• [Instruction] Give back each entry unchanged, minus pictures.
++++ Records for the task
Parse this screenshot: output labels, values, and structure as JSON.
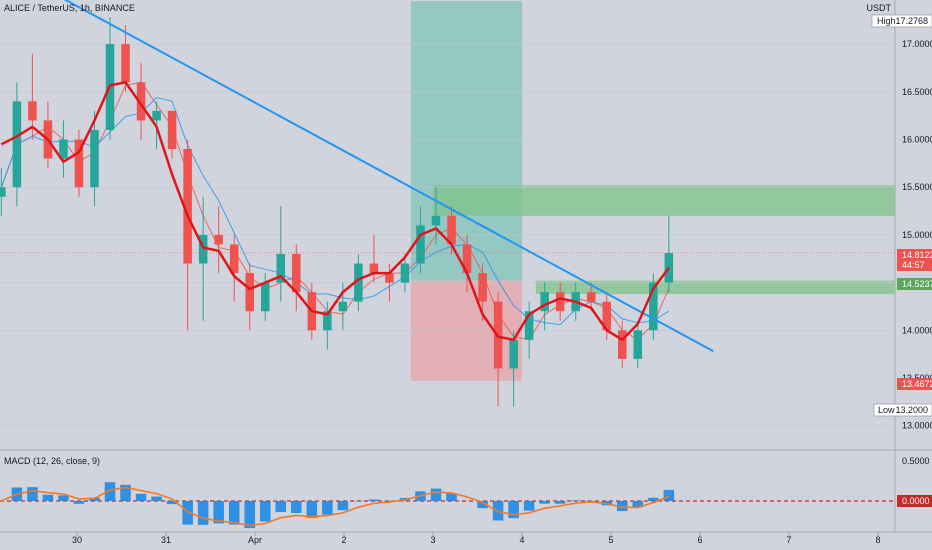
{
  "header": {
    "symbol_line": "ALICE / TetherUS, 1h, BINANCE",
    "currency": "USDT"
  },
  "price_axis": {
    "high_label": "High",
    "high_value": "17.2768",
    "low_label": "Low",
    "low_value": "13.2000",
    "last_price": "14.8122",
    "countdown": "44:57",
    "zone_level": "14.5237",
    "stop_level": "13.4672"
  },
  "macd": {
    "label": "MACD (12, 26, close, 9)",
    "zero_label": "0.0000",
    "tick_top": "0.5000"
  },
  "colors": {
    "background": "#d1d4dc",
    "up_candle": "#26a69a",
    "down_candle": "#ef5350",
    "trendline": "#2196f3",
    "hand_drawn_curve": "#e0151b",
    "supply_zone": "#7ec48a",
    "target_zone": "#8fc7c0",
    "stop_zone": "#e5a9ad",
    "macd_histogram": "#1e88e5",
    "signal_line": "#f07a27"
  },
  "chart_data": {
    "type": "candlestick",
    "price_ticks": [
      "17.0000",
      "16.5000",
      "16.0000",
      "15.5000",
      "15.0000",
      "14.5000",
      "14.0000",
      "13.5000",
      "13.0000"
    ],
    "x_tick_labels": [
      "30",
      "31",
      "Apr",
      "2",
      "3",
      "4",
      "5",
      "6",
      "7",
      "8"
    ],
    "ylim": [
      12.9,
      17.45
    ],
    "annotations": {
      "trendline": {
        "from": [
          -0.3,
          17.55
        ],
        "to": [
          7.15,
          13.78
        ]
      },
      "supply_zone": {
        "x": [
          2.0,
          3.63
        ],
        "y": [
          15.2,
          15.52
        ]
      },
      "demand_zone": {
        "x": [
          2.2,
          4.3
        ],
        "y": [
          14.38,
          14.52
        ]
      },
      "long_position": {
        "x": [
          3.75,
          5.0
        ],
        "entry": 14.52,
        "target": 17.45,
        "stop": 13.47
      }
    },
    "series": [
      {
        "name": "ALICE / TetherUS",
        "ohlc_sampled": [
          [
            15.4,
            15.7,
            15.2,
            15.5
          ],
          [
            15.5,
            16.6,
            15.3,
            16.4
          ],
          [
            16.4,
            16.9,
            16.0,
            16.2
          ],
          [
            16.2,
            16.4,
            15.7,
            15.8
          ],
          [
            15.8,
            16.2,
            15.6,
            16.0
          ],
          [
            16.0,
            16.1,
            15.4,
            15.5
          ],
          [
            15.5,
            16.3,
            15.3,
            16.1
          ],
          [
            16.1,
            17.28,
            16.0,
            17.0
          ],
          [
            17.0,
            17.2,
            16.5,
            16.6
          ],
          [
            16.6,
            16.8,
            16.0,
            16.2
          ],
          [
            16.2,
            16.4,
            15.9,
            16.3
          ],
          [
            16.3,
            16.3,
            15.8,
            15.9
          ],
          [
            15.9,
            16.0,
            14.0,
            14.7
          ],
          [
            14.7,
            15.4,
            14.1,
            15.0
          ],
          [
            15.0,
            15.3,
            14.6,
            14.9
          ],
          [
            14.9,
            15.0,
            14.3,
            14.6
          ],
          [
            14.6,
            14.7,
            14.0,
            14.2
          ],
          [
            14.2,
            14.6,
            14.1,
            14.5
          ],
          [
            14.5,
            15.3,
            14.3,
            14.8
          ],
          [
            14.8,
            14.9,
            14.2,
            14.4
          ],
          [
            14.4,
            14.5,
            13.9,
            14.0
          ],
          [
            14.0,
            14.3,
            13.8,
            14.2
          ],
          [
            14.2,
            14.5,
            14.0,
            14.3
          ],
          [
            14.3,
            14.8,
            14.2,
            14.7
          ],
          [
            14.7,
            15.0,
            14.5,
            14.6
          ],
          [
            14.6,
            14.7,
            14.3,
            14.5
          ],
          [
            14.5,
            14.8,
            14.4,
            14.7
          ],
          [
            14.7,
            15.3,
            14.6,
            15.1
          ],
          [
            15.1,
            15.5,
            14.9,
            15.2
          ],
          [
            15.2,
            15.3,
            14.8,
            14.9
          ],
          [
            14.9,
            15.0,
            14.4,
            14.6
          ],
          [
            14.6,
            14.7,
            14.1,
            14.3
          ],
          [
            14.3,
            14.4,
            13.2,
            13.6
          ],
          [
            13.6,
            14.0,
            13.2,
            13.9
          ],
          [
            13.9,
            14.3,
            13.7,
            14.2
          ],
          [
            14.2,
            14.5,
            14.0,
            14.4
          ],
          [
            14.4,
            14.5,
            14.1,
            14.2
          ],
          [
            14.2,
            14.5,
            14.1,
            14.4
          ],
          [
            14.4,
            14.5,
            14.2,
            14.3
          ],
          [
            14.3,
            14.4,
            13.9,
            14.0
          ],
          [
            14.0,
            14.1,
            13.6,
            13.7
          ],
          [
            13.7,
            14.1,
            13.6,
            14.0
          ],
          [
            14.0,
            14.6,
            13.9,
            14.5
          ],
          [
            14.5,
            15.2,
            14.4,
            14.81
          ]
        ]
      }
    ]
  }
}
++++++++
• [Solved exercise]
Parse this screenshot: output labels, values, and structure as JSON.
{
  "header": {
    "symbol_line": "ALICE / TetherUS, 1h, BINANCE",
    "currency": "USDT"
  },
  "price_axis": {
    "high_label": "High",
    "high_value": "17.2768",
    "low_label": "Low",
    "low_value": "13.2000",
    "last_price": "14.8122",
    "countdown": "44:57",
    "zone_level": "14.5237",
    "stop_level": "13.4672"
  },
  "macd": {
    "label": "MACD (12, 26, close, 9)",
    "zero_label": "0.0000",
    "tick_top": "0.5000"
  },
  "colors": {
    "background": "#d1d4dc",
    "up_candle": "#26a69a",
    "down_candle": "#ef5350",
    "trendline": "#2196f3",
    "hand_drawn_curve": "#e0151b",
    "supply_zone": "#7ec48a",
    "target_zone": "#8fc7c0",
    "stop_zone": "#e5a9ad",
    "macd_histogram": "#1e88e5",
    "signal_line": "#f07a27"
  },
  "chart_data": {
    "type": "candlestick",
    "price_ticks": [
      "17.0000",
      "16.5000",
      "16.0000",
      "15.5000",
      "15.0000",
      "14.5000",
      "14.0000",
      "13.5000",
      "13.0000"
    ],
    "x_tick_labels": [
      "30",
      "31",
      "Apr",
      "2",
      "3",
      "4",
      "5",
      "6",
      "7",
      "8"
    ],
    "ylim": [
      12.9,
      17.45
    ],
    "annotations": {
      "trendline": {
        "from": [
          -0.3,
          17.55
        ],
        "to": [
          7.15,
          13.78
        ]
      },
      "supply_zone": {
        "x": [
          2.0,
          3.63
        ],
        "y": [
          15.2,
          15.52
        ]
      },
      "demand_zone": {
        "x": [
          2.2,
          4.3
        ],
        "y": [
          14.38,
          14.52
        ]
      },
      "long_position": {
        "x": [
          3.75,
          5.0
        ],
        "entry": 14.52,
        "target": 17.45,
        "stop": 13.47
      }
    },
    "series": [
      {
        "name": "ALICE / TetherUS",
        "ohlc_sampled": [
          [
            15.4,
            15.7,
            15.2,
            15.5
          ],
          [
            15.5,
            16.6,
            15.3,
            16.4
          ],
          [
            16.4,
            16.9,
            16.0,
            16.2
          ],
          [
            16.2,
            16.4,
            15.7,
            15.8
          ],
          [
            15.8,
            16.2,
            15.6,
            16.0
          ],
          [
            16.0,
            16.1,
            15.4,
            15.5
          ],
          [
            15.5,
            16.3,
            15.3,
            16.1
          ],
          [
            16.1,
            17.28,
            16.0,
            17.0
          ],
          [
            17.0,
            17.2,
            16.5,
            16.6
          ],
          [
            16.6,
            16.8,
            16.0,
            16.2
          ],
          [
            16.2,
            16.4,
            15.9,
            16.3
          ],
          [
            16.3,
            16.3,
            15.8,
            15.9
          ],
          [
            15.9,
            16.0,
            14.0,
            14.7
          ],
          [
            14.7,
            15.4,
            14.1,
            15.0
          ],
          [
            15.0,
            15.3,
            14.6,
            14.9
          ],
          [
            14.9,
            15.0,
            14.3,
            14.6
          ],
          [
            14.6,
            14.7,
            14.0,
            14.2
          ],
          [
            14.2,
            14.6,
            14.1,
            14.5
          ],
          [
            14.5,
            15.3,
            14.3,
            14.8
          ],
          [
            14.8,
            14.9,
            14.2,
            14.4
          ],
          [
            14.4,
            14.5,
            13.9,
            14.0
          ],
          [
            14.0,
            14.3,
            13.8,
            14.2
          ],
          [
            14.2,
            14.5,
            14.0,
            14.3
          ],
          [
            14.3,
            14.8,
            14.2,
            14.7
          ],
          [
            14.7,
            15.0,
            14.5,
            14.6
          ],
          [
            14.6,
            14.7,
            14.3,
            14.5
          ],
          [
            14.5,
            14.8,
            14.4,
            14.7
          ],
          [
            14.7,
            15.3,
            14.6,
            15.1
          ],
          [
            15.1,
            15.5,
            14.9,
            15.2
          ],
          [
            15.2,
            15.3,
            14.8,
            14.9
          ],
          [
            14.9,
            15.0,
            14.4,
            14.6
          ],
          [
            14.6,
            14.7,
            14.1,
            14.3
          ],
          [
            14.3,
            14.4,
            13.2,
            13.6
          ],
          [
            13.6,
            14.0,
            13.2,
            13.9
          ],
          [
            13.9,
            14.3,
            13.7,
            14.2
          ],
          [
            14.2,
            14.5,
            14.0,
            14.4
          ],
          [
            14.4,
            14.5,
            14.1,
            14.2
          ],
          [
            14.2,
            14.5,
            14.1,
            14.4
          ],
          [
            14.4,
            14.5,
            14.2,
            14.3
          ],
          [
            14.3,
            14.4,
            13.9,
            14.0
          ],
          [
            14.0,
            14.1,
            13.6,
            13.7
          ],
          [
            13.7,
            14.1,
            13.6,
            14.0
          ],
          [
            14.0,
            14.6,
            13.9,
            14.5
          ],
          [
            14.5,
            15.2,
            14.4,
            14.81
          ]
        ]
      }
    ]
  }
}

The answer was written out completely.